##### Raw data #####

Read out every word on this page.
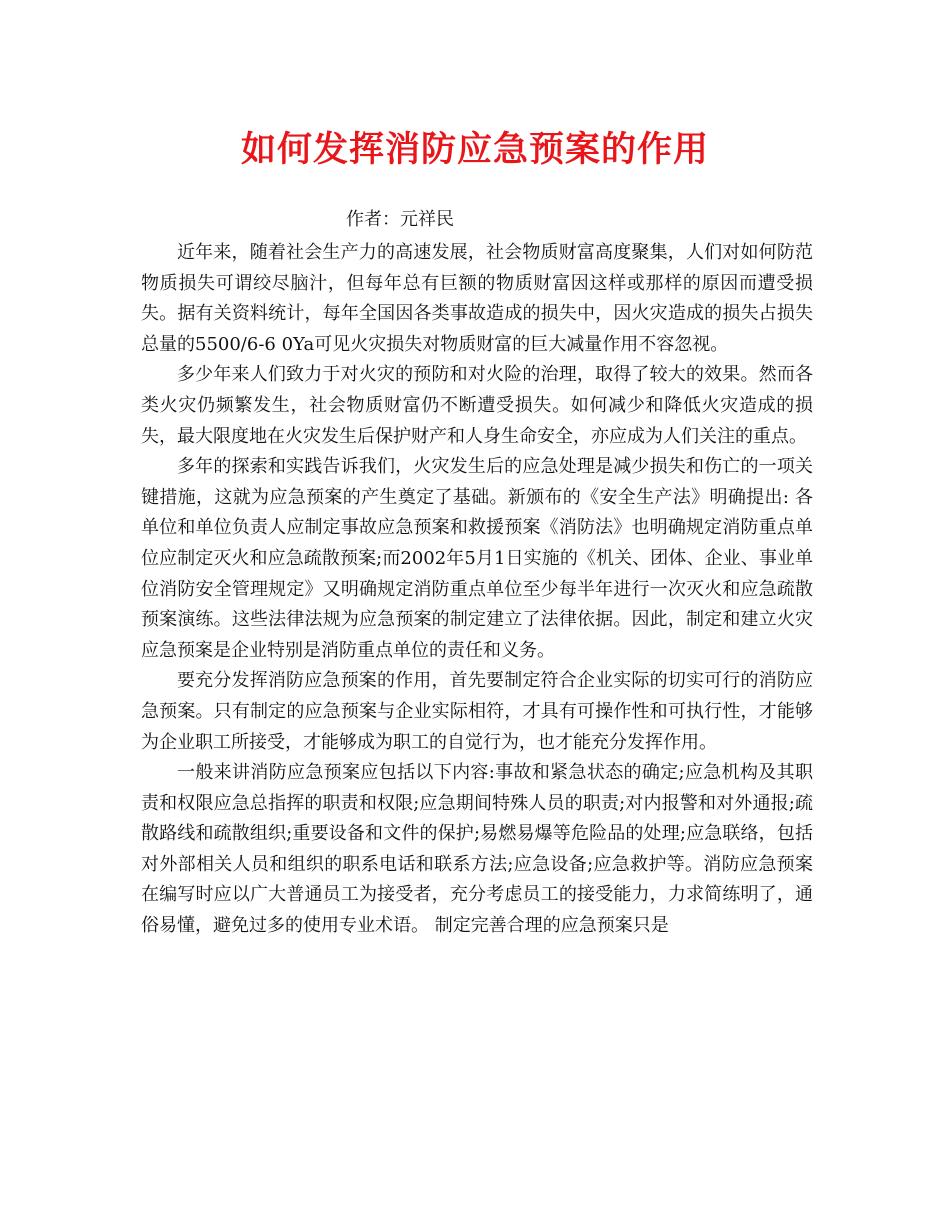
如何发挥消防应急预案的作用
作者：元祥民

近年来，随着社会生产力的高速发展，社会物质财富高度聚集，人们对如何防范物质损失可谓绞尽脑汁，但每年总有巨额的物质财富因这样或那样的原因而遭受损失。据有关资料统计，每年全国因各类事故造成的损失中，因火灾造成的损失占损失总量的5500/6-6 0Ya可见火灾损失对物质财富的巨大减量作用不容忽视。

多少年来人们致力于对火灾的预防和对火险的治理，取得了较大的效果。然而各类火灾仍频繁发生，社会物质财富仍不断遭受损失。如何减少和降低火灾造成的损失，最大限度地在火灾发生后保护财产和人身生命安全，亦应成为人们关注的重点。

多年的探索和实践告诉我们，火灾发生后的应急处理是减少损失和伤亡的一项关键措施，这就为应急预案的产生奠定了基础。新颁布的《安全生产法》明确提出: 各单位和单位负责人应制定事故应急预案和救援预案《消防法》也明确规定消防重点单位应制定灭火和应急疏散预案;而2002年5月1日实施的《机关、团体、企业、事业单位消防安全管理规定》又明确规定消防重点单位至少每半年进行一次灭火和应急疏散预案演练。这些法律法规为应急预案的制定建立了法律依据。因此，制定和建立火灾应急预案是企业特别是消防重点单位的责任和义务。

要充分发挥消防应急预案的作用，首先要制定符合企业实际的切实可行的消防应急预案。只有制定的应急预案与企业实际相符，才具有可操作性和可执行性，才能够为企业职工所接受，才能够成为职工的自觉行为，也才能充分发挥作用。

一般来讲消防应急预案应包括以下内容:事故和紧急状态的确定;应急机构及其职责和权限应急总指挥的职责和权限;应急期间特殊人员的职责;对内报警和对外通报;疏散路线和疏散组织;重要设备和文件的保护;易燃易爆等危险品的处理;应急联络，包括对外部相关人员和组织的职系电话和联系方法;应急设备;应急救护等。消防应急预案在编写时应以广大普通员工为接受者，充分考虑员工的接受能力，力求简练明了，通俗易懂，避免过多的使用专业术语。 制定完善合理的应急预案只是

#####

Write out the records above once more, word for word, with no pictures.

Reply to the task:
Read out every word on this page.
如何发挥消防应急预案的作用
作者：元祥民

近年来，随着社会生产力的高速发展，社会物质财富高度聚集，人们对如何防范物质损失可谓绞尽脑汁，但每年总有巨额的物质财富因这样或那样的原因而遭受损失。据有关资料统计，每年全国因各类事故造成的损失中，因火灾造成的损失占损失总量的5500/6-6 0Ya可见火灾损失对物质财富的巨大减量作用不容忽视。

多少年来人们致力于对火灾的预防和对火险的治理，取得了较大的效果。然而各类火灾仍频繁发生，社会物质财富仍不断遭受损失。如何减少和降低火灾造成的损失，最大限度地在火灾发生后保护财产和人身生命安全，亦应成为人们关注的重点。

多年的探索和实践告诉我们，火灾发生后的应急处理是减少损失和伤亡的一项关键措施，这就为应急预案的产生奠定了基础。新颁布的《安全生产法》明确提出: 各单位和单位负责人应制定事故应急预案和救援预案《消防法》也明确规定消防重点单位应制定灭火和应急疏散预案;而2002年5月1日实施的《机关、团体、企业、事业单位消防安全管理规定》又明确规定消防重点单位至少每半年进行一次灭火和应急疏散预案演练。这些法律法规为应急预案的制定建立了法律依据。因此，制定和建立火灾应急预案是企业特别是消防重点单位的责任和义务。

要充分发挥消防应急预案的作用，首先要制定符合企业实际的切实可行的消防应急预案。只有制定的应急预案与企业实际相符，才具有可操作性和可执行性，才能够为企业职工所接受，才能够成为职工的自觉行为，也才能充分发挥作用。

一般来讲消防应急预案应包括以下内容:事故和紧急状态的确定;应急机构及其职责和权限应急总指挥的职责和权限;应急期间特殊人员的职责;对内报警和对外通报;疏散路线和疏散组织;重要设备和文件的保护;易燃易爆等危险品的处理;应急联络，包括对外部相关人员和组织的职系电话和联系方法;应急设备;应急救护等。消防应急预案在编写时应以广大普通员工为接受者，充分考虑员工的接受能力，力求简练明了，通俗易懂，避免过多的使用专业术语。 制定完善合理的应急预案只是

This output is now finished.